§ To do
All material below is to be reproduced exactly.

§ Material for the task
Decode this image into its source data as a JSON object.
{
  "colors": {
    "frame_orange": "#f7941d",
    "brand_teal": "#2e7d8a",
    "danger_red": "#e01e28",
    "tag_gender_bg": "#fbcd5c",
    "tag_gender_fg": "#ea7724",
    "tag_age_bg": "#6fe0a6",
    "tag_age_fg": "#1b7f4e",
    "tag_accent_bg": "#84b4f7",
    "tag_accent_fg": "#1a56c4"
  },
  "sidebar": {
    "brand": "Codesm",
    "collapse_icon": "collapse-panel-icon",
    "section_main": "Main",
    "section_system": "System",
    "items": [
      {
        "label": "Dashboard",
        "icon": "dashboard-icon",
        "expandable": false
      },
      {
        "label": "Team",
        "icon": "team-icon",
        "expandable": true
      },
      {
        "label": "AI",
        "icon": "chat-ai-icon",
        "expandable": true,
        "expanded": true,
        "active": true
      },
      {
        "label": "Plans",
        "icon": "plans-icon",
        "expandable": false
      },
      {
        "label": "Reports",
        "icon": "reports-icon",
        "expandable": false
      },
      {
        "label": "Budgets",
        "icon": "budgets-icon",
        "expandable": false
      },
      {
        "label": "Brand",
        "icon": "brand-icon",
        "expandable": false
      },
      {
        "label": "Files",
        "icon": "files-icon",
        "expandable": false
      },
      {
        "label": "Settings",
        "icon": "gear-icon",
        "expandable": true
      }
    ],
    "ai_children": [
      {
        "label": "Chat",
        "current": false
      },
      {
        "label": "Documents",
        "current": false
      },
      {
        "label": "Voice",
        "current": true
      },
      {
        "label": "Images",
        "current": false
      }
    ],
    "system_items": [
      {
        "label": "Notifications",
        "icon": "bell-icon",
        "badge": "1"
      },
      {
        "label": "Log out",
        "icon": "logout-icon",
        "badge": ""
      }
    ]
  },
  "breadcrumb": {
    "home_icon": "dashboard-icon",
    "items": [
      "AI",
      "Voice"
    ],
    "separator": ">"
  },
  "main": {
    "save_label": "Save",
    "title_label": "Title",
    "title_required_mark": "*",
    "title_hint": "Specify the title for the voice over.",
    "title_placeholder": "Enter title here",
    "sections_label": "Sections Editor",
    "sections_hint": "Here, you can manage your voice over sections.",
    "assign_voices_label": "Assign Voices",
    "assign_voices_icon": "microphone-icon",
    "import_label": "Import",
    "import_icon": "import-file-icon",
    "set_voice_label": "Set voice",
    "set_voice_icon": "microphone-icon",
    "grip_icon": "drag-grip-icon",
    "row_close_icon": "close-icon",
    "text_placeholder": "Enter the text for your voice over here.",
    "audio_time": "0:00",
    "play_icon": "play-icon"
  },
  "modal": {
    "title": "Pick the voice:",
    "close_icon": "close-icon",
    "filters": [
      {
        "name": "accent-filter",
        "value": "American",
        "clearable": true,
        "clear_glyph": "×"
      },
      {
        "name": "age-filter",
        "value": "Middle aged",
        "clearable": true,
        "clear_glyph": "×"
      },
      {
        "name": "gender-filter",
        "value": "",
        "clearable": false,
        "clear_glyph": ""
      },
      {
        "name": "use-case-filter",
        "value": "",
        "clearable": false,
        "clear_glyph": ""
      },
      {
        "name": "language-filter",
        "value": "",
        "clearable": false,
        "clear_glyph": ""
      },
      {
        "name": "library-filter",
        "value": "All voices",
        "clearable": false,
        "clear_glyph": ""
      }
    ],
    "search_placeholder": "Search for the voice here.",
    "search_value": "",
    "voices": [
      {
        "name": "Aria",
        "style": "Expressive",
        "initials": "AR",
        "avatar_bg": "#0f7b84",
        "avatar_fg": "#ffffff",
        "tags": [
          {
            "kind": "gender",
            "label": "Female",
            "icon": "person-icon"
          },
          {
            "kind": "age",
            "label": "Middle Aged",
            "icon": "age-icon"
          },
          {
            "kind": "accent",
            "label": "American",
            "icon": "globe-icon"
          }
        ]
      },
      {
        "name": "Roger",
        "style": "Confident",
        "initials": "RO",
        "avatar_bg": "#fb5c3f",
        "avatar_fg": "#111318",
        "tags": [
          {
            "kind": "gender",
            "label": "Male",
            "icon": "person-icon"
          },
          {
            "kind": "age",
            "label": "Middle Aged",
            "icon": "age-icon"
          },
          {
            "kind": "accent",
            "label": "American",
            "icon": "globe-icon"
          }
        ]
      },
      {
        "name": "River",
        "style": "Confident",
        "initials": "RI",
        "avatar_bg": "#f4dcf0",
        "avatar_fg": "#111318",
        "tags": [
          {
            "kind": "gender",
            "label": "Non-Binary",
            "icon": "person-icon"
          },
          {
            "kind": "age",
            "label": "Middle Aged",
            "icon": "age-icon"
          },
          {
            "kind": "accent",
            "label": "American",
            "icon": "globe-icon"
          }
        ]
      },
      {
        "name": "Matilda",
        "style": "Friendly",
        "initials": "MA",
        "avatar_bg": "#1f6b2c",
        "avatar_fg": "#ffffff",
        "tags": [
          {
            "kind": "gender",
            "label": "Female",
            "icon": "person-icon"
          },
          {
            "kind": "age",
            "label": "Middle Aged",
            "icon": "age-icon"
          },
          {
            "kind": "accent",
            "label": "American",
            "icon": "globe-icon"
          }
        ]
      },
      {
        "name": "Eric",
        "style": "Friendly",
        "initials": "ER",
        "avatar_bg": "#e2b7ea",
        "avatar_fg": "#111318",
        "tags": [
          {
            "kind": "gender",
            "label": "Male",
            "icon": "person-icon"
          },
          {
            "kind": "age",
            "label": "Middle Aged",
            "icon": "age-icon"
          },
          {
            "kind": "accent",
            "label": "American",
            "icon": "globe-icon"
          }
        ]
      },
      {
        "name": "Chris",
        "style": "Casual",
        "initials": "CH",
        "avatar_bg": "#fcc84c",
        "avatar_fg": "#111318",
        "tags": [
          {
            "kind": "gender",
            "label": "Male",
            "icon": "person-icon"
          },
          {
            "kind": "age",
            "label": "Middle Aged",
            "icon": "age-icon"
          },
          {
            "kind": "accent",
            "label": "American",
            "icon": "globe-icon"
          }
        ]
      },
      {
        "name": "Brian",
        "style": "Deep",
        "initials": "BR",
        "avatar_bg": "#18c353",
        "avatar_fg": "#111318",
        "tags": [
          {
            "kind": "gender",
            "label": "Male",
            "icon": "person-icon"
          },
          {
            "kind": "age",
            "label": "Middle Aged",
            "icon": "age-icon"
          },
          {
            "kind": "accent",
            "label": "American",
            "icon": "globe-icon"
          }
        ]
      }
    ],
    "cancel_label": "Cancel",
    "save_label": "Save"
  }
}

§ Exercise answer
Decode this image into its source data as a JSON object.
{
  "colors": {
    "frame_orange": "#f7941d",
    "brand_teal": "#2e7d8a",
    "danger_red": "#e01e28",
    "tag_gender_bg": "#fbcd5c",
    "tag_gender_fg": "#ea7724",
    "tag_age_bg": "#6fe0a6",
    "tag_age_fg": "#1b7f4e",
    "tag_accent_bg": "#84b4f7",
    "tag_accent_fg": "#1a56c4"
  },
  "sidebar": {
    "brand": "Codesm",
    "collapse_icon": "collapse-panel-icon",
    "section_main": "Main",
    "section_system": "System",
    "items": [
      {
        "label": "Dashboard",
        "icon": "dashboard-icon",
        "expandable": false
      },
      {
        "label": "Team",
        "icon": "team-icon",
        "expandable": true
      },
      {
        "label": "AI",
        "icon": "chat-ai-icon",
        "expandable": true,
        "expanded": true,
        "active": true
      },
      {
        "label": "Plans",
        "icon": "plans-icon",
        "expandable": false
      },
      {
        "label": "Reports",
        "icon": "reports-icon",
        "expandable": false
      },
      {
        "label": "Budgets",
        "icon": "budgets-icon",
        "expandable": false
      },
      {
        "label": "Brand",
        "icon": "brand-icon",
        "expandable": false
      },
      {
        "label": "Files",
        "icon": "files-icon",
        "expandable": false
      },
      {
        "label": "Settings",
        "icon": "gear-icon",
        "expandable": true
      }
    ],
    "ai_children": [
      {
        "label": "Chat",
        "current": false
      },
      {
        "label": "Documents",
        "current": false
      },
      {
        "label": "Voice",
        "current": true
      },
      {
        "label": "Images",
        "current": false
      }
    ],
    "system_items": [
      {
        "label": "Notifications",
        "icon": "bell-icon",
        "badge": "1"
      },
      {
        "label": "Log out",
        "icon": "logout-icon",
        "badge": ""
      }
    ]
  },
  "breadcrumb": {
    "home_icon": "dashboard-icon",
    "items": [
      "AI",
      "Voice"
    ],
    "separator": ">"
  },
  "main": {
    "save_label": "Save",
    "title_label": "Title",
    "title_required_mark": "*",
    "title_hint": "Specify the title for the voice over.",
    "title_placeholder": "Enter title here",
    "sections_label": "Sections Editor",
    "sections_hint": "Here, you can manage your voice over sections.",
    "assign_voices_label": "Assign Voices",
    "assign_voices_icon": "microphone-icon",
    "import_label": "Import",
    "import_icon": "import-file-icon",
    "set_voice_label": "Set voice",
    "set_voice_icon": "microphone-icon",
    "grip_icon": "drag-grip-icon",
    "row_close_icon": "close-icon",
    "text_placeholder": "Enter the text for your voice over here.",
    "audio_time": "0:00",
    "play_icon": "play-icon"
  },
  "modal": {
    "title": "Pick the voice:",
    "close_icon": "close-icon",
    "filters": [
      {
        "name": "accent-filter",
        "value": "American",
        "clearable": true,
        "clear_glyph": "×"
      },
      {
        "name": "age-filter",
        "value": "Middle aged",
        "clearable": true,
        "clear_glyph": "×"
      },
      {
        "name": "gender-filter",
        "value": "",
        "clearable": false,
        "clear_glyph": ""
      },
      {
        "name": "use-case-filter",
        "value": "",
        "clearable": false,
        "clear_glyph": ""
      },
      {
        "name": "language-filter",
        "value": "",
        "clearable": false,
        "clear_glyph": ""
      },
      {
        "name": "library-filter",
        "value": "All voices",
        "clearable": false,
        "clear_glyph": ""
      }
    ],
    "search_placeholder": "Search for the voice here.",
    "search_value": "",
    "voices": [
      {
        "name": "Aria",
        "style": "Expressive",
        "initials": "AR",
        "avatar_bg": "#0f7b84",
        "avatar_fg": "#ffffff",
        "tags": [
          {
            "kind": "gender",
            "label": "Female",
            "icon": "person-icon"
          },
          {
            "kind": "age",
            "label": "Middle Aged",
            "icon": "age-icon"
          },
          {
            "kind": "accent",
            "label": "American",
            "icon": "globe-icon"
          }
        ]
      },
      {
        "name": "Roger",
        "style": "Confident",
        "initials": "RO",
        "avatar_bg": "#fb5c3f",
        "avatar_fg": "#111318",
        "tags": [
          {
            "kind": "gender",
            "label": "Male",
            "icon": "person-icon"
          },
          {
            "kind": "age",
            "label": "Middle Aged",
            "icon": "age-icon"
          },
          {
            "kind": "accent",
            "label": "American",
            "icon": "globe-icon"
          }
        ]
      },
      {
        "name": "River",
        "style": "Confident",
        "initials": "RI",
        "avatar_bg": "#f4dcf0",
        "avatar_fg": "#111318",
        "tags": [
          {
            "kind": "gender",
            "label": "Non-Binary",
            "icon": "person-icon"
          },
          {
            "kind": "age",
            "label": "Middle Aged",
            "icon": "age-icon"
          },
          {
            "kind": "accent",
            "label": "American",
            "icon": "globe-icon"
          }
        ]
      },
      {
        "name": "Matilda",
        "style": "Friendly",
        "initials": "MA",
        "avatar_bg": "#1f6b2c",
        "avatar_fg": "#ffffff",
        "tags": [
          {
            "kind": "gender",
            "label": "Female",
            "icon": "person-icon"
          },
          {
            "kind": "age",
            "label": "Middle Aged",
            "icon": "age-icon"
          },
          {
            "kind": "accent",
            "label": "American",
            "icon": "globe-icon"
          }
        ]
      },
      {
        "name": "Eric",
        "style": "Friendly",
        "initials": "ER",
        "avatar_bg": "#e2b7ea",
        "avatar_fg": "#111318",
        "tags": [
          {
            "kind": "gender",
            "label": "Male",
            "icon": "person-icon"
          },
          {
            "kind": "age",
            "label": "Middle Aged",
            "icon": "age-icon"
          },
          {
            "kind": "accent",
            "label": "American",
            "icon": "globe-icon"
          }
        ]
      },
      {
        "name": "Chris",
        "style": "Casual",
        "initials": "CH",
        "avatar_bg": "#fcc84c",
        "avatar_fg": "#111318",
        "tags": [
          {
            "kind": "gender",
            "label": "Male",
            "icon": "person-icon"
          },
          {
            "kind": "age",
            "label": "Middle Aged",
            "icon": "age-icon"
          },
          {
            "kind": "accent",
            "label": "American",
            "icon": "globe-icon"
          }
        ]
      },
      {
        "name": "Brian",
        "style": "Deep",
        "initials": "BR",
        "avatar_bg": "#18c353",
        "avatar_fg": "#111318",
        "tags": [
          {
            "kind": "gender",
            "label": "Male",
            "icon": "person-icon"
          },
          {
            "kind": "age",
            "label": "Middle Aged",
            "icon": "age-icon"
          },
          {
            "kind": "accent",
            "label": "American",
            "icon": "globe-icon"
          }
        ]
      }
    ],
    "cancel_label": "Cancel",
    "save_label": "Save"
  }
}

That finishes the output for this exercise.